- Exercise brief -
Below are the records; pull every line that includes "another".

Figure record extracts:
((
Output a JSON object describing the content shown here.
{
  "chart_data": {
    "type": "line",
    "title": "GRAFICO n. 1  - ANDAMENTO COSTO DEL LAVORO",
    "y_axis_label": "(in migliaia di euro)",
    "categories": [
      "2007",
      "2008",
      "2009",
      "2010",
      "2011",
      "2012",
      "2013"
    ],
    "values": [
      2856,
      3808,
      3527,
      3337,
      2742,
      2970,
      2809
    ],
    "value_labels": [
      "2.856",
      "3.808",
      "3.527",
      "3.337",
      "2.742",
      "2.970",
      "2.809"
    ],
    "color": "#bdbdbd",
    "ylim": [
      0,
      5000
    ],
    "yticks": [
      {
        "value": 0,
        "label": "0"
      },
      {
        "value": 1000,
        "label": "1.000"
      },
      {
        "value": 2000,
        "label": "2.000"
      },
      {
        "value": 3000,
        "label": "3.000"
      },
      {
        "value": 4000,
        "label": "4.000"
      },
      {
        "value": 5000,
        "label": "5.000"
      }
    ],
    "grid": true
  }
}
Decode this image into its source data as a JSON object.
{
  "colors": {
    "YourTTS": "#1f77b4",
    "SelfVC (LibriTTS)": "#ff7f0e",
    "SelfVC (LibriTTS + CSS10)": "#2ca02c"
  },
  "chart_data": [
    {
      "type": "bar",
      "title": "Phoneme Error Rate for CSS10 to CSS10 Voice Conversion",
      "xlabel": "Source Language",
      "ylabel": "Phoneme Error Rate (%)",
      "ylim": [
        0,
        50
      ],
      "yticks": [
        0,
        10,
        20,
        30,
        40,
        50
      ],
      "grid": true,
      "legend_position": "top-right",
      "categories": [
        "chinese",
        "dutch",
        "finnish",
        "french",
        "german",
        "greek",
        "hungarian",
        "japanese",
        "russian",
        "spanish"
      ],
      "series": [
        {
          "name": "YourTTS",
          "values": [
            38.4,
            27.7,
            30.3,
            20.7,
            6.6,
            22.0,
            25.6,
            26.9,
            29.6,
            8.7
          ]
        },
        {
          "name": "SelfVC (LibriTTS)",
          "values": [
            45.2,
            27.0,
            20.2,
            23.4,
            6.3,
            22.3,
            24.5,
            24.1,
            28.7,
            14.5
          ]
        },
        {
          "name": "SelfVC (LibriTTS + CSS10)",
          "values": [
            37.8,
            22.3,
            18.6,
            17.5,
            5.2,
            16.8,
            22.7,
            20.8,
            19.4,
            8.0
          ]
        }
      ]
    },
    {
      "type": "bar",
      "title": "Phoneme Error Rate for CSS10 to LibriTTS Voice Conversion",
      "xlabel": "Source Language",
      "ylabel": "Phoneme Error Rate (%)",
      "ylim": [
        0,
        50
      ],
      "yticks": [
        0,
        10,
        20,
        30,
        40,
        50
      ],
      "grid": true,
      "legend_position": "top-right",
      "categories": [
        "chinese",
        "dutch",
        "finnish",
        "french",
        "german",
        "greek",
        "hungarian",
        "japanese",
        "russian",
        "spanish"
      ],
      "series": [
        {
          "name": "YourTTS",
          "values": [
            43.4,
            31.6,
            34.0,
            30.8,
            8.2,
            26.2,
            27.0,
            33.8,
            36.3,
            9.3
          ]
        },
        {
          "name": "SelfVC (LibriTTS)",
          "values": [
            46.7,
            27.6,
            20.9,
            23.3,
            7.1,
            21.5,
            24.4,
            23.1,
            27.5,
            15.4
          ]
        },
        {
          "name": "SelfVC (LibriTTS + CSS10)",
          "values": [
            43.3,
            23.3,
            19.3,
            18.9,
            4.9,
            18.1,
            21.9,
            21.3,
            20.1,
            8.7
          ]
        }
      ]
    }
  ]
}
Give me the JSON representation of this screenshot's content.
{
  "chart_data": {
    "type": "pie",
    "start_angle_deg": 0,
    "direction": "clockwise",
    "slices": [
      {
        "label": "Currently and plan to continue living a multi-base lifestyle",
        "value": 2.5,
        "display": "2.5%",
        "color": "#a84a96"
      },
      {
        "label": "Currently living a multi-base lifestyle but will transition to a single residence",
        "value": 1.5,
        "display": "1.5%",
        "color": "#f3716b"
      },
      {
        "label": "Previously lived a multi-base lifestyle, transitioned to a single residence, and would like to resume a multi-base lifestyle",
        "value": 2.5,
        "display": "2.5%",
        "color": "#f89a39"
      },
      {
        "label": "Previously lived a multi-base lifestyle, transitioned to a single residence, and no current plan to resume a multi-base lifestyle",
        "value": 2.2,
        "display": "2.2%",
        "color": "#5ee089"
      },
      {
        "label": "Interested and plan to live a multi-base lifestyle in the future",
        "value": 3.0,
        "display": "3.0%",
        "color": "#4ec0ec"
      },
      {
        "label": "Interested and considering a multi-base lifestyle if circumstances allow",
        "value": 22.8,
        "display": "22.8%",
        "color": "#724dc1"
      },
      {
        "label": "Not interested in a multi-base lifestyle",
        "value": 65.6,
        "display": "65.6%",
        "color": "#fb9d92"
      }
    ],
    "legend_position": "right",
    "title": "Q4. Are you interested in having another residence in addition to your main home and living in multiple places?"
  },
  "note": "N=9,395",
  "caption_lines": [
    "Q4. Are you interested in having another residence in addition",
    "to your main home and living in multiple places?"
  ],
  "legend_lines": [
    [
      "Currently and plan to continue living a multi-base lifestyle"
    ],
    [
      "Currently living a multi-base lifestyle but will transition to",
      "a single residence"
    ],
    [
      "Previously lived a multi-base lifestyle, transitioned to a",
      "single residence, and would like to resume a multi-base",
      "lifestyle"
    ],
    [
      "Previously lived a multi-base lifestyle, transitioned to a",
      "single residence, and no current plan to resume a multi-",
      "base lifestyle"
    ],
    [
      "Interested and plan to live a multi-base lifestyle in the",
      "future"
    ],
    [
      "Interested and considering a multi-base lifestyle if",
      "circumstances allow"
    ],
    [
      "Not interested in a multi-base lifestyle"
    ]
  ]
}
))
- Response to this task -
    "title": "Q4. Are you interested in having another residence in addition to your main home and living in multiple places?"
    "Q4. Are you interested in having another residence in addition",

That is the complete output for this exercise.